Skip the pictures. Transcribe the rest of the data below without changing a word.

--- SUPPLIED ENTRIES ---

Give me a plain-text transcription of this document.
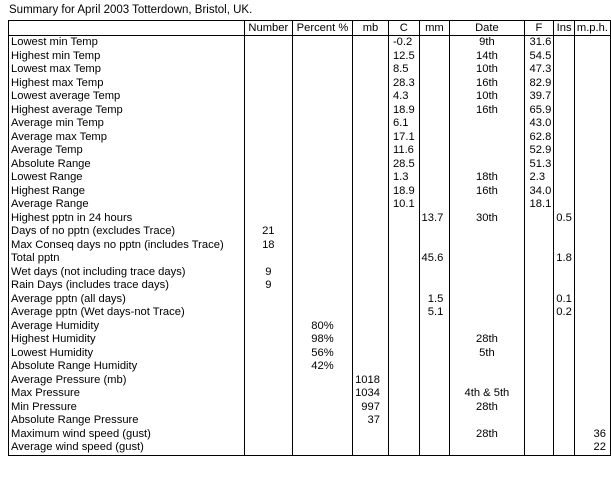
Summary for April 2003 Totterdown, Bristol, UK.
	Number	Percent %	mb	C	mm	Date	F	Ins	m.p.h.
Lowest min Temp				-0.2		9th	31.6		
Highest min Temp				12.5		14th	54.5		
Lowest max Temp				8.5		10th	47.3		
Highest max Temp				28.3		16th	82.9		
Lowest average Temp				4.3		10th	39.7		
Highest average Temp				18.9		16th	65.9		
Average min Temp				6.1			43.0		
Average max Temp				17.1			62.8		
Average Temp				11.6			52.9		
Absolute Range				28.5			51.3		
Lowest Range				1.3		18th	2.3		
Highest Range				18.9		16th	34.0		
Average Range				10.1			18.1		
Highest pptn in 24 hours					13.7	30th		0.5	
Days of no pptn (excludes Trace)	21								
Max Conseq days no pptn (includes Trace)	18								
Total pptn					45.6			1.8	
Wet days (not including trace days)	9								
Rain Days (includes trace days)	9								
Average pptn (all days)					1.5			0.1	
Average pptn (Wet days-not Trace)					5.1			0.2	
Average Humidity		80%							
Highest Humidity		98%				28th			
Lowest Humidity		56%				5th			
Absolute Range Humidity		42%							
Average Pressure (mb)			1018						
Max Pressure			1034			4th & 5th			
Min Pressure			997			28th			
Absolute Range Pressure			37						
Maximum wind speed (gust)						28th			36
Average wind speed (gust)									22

---

FINISHED EXERCISE.
Give me a plain-text transcription of this document.
Summary for April 2003 Totterdown, Bristol, UK.
	Number	Percent %	mb	C	mm	Date	F	Ins	m.p.h.
Lowest min Temp				-0.2		9th	31.6		
Highest min Temp				12.5		14th	54.5		
Lowest max Temp				8.5		10th	47.3		
Highest max Temp				28.3		16th	82.9		
Lowest average Temp				4.3		10th	39.7		
Highest average Temp				18.9		16th	65.9		
Average min Temp				6.1			43.0		
Average max Temp				17.1			62.8		
Average Temp				11.6			52.9		
Absolute Range				28.5			51.3		
Lowest Range				1.3		18th	2.3		
Highest Range				18.9		16th	34.0		
Average Range				10.1			18.1		
Highest pptn in 24 hours					13.7	30th		0.5	
Days of no pptn (excludes Trace)	21								
Max Conseq days no pptn (includes Trace)	18								
Total pptn					45.6			1.8	
Wet days (not including trace days)	9								
Rain Days (includes trace days)	9								
Average pptn (all days)					1.5			0.1	
Average pptn (Wet days-not Trace)					5.1			0.2	
Average Humidity		80%							
Highest Humidity		98%				28th			
Lowest Humidity		56%				5th			
Absolute Range Humidity		42%							
Average Pressure (mb)			1018						
Max Pressure			1034			4th & 5th			
Min Pressure			997			28th			
Absolute Range Pressure			37						
Maximum wind speed (gust)						28th			36
Average wind speed (gust)									22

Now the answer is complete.